→ STATED PROBLEM
In the material below, the lines containing the word "KYOTOGHG" are required; copy each of them.

□ □ □ □

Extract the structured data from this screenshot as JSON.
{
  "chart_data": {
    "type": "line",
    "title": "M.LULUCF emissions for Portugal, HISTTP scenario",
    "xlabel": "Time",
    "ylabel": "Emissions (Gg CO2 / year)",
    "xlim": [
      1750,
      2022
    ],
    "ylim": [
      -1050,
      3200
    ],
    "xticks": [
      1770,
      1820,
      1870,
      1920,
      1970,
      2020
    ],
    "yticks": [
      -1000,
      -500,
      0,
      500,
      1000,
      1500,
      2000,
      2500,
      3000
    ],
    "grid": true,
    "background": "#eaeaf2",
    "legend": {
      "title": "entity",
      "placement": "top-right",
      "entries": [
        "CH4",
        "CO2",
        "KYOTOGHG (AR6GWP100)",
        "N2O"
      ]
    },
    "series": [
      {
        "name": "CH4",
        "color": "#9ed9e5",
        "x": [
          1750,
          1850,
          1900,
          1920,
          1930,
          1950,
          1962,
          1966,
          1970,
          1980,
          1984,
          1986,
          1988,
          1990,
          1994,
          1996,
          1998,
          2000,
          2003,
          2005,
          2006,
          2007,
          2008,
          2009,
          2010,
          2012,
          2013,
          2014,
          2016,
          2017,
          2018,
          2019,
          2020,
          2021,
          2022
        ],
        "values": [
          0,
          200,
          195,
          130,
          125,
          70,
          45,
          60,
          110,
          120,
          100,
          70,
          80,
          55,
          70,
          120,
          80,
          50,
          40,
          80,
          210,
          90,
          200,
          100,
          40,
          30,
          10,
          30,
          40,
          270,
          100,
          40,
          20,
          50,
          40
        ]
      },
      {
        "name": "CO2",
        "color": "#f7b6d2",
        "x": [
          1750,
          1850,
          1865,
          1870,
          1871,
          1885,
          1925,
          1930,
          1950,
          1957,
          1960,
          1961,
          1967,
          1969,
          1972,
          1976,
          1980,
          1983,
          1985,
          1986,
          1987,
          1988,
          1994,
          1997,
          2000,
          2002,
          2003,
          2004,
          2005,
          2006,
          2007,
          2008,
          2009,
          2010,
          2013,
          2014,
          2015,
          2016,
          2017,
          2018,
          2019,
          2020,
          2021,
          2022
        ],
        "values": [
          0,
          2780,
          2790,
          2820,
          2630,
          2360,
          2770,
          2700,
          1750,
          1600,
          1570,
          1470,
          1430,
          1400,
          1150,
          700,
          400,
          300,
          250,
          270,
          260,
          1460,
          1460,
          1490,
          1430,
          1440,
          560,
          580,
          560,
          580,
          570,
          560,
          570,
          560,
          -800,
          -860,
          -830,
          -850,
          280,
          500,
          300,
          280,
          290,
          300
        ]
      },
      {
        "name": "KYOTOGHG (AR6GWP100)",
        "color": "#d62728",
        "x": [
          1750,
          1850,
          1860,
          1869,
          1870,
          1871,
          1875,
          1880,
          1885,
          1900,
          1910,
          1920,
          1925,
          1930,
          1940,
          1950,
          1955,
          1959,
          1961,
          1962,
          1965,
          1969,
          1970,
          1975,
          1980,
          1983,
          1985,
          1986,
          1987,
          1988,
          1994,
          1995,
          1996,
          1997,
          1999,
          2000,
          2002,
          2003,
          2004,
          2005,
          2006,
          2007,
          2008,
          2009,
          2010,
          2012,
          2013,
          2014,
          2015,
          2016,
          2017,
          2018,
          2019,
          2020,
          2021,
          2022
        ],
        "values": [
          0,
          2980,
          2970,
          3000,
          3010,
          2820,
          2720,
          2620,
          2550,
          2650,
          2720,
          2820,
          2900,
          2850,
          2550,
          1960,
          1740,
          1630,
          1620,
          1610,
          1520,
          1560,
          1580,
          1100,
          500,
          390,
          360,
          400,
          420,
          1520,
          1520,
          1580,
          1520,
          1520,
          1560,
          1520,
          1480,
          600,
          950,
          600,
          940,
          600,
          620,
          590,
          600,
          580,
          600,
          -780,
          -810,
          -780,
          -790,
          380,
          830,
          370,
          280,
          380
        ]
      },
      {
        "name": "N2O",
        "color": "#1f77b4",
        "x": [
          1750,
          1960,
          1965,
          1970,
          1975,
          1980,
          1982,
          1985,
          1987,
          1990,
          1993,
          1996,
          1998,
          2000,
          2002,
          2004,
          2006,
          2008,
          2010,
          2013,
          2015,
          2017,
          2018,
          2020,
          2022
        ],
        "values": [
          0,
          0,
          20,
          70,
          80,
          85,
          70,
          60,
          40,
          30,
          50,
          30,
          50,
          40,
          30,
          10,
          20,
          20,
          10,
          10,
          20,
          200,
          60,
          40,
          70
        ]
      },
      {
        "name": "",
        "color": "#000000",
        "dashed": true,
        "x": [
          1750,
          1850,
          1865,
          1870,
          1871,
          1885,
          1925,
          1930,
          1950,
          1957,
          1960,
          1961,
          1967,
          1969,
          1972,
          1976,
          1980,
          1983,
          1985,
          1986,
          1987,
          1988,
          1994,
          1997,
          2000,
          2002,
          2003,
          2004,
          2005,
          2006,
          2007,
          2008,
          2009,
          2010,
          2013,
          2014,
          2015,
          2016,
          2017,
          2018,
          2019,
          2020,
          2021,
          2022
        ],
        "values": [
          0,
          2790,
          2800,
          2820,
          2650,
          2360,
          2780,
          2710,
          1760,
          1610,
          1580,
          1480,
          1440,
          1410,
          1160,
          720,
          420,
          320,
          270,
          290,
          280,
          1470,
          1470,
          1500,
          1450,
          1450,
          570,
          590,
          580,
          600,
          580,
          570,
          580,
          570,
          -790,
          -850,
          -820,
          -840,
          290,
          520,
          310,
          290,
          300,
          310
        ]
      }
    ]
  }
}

□ □ □ □

→ SOLUTION TO THE PROBLEM
        "KYOTOGHG (AR6GWP100)",
        "name": "KYOTOGHG (AR6GWP100)",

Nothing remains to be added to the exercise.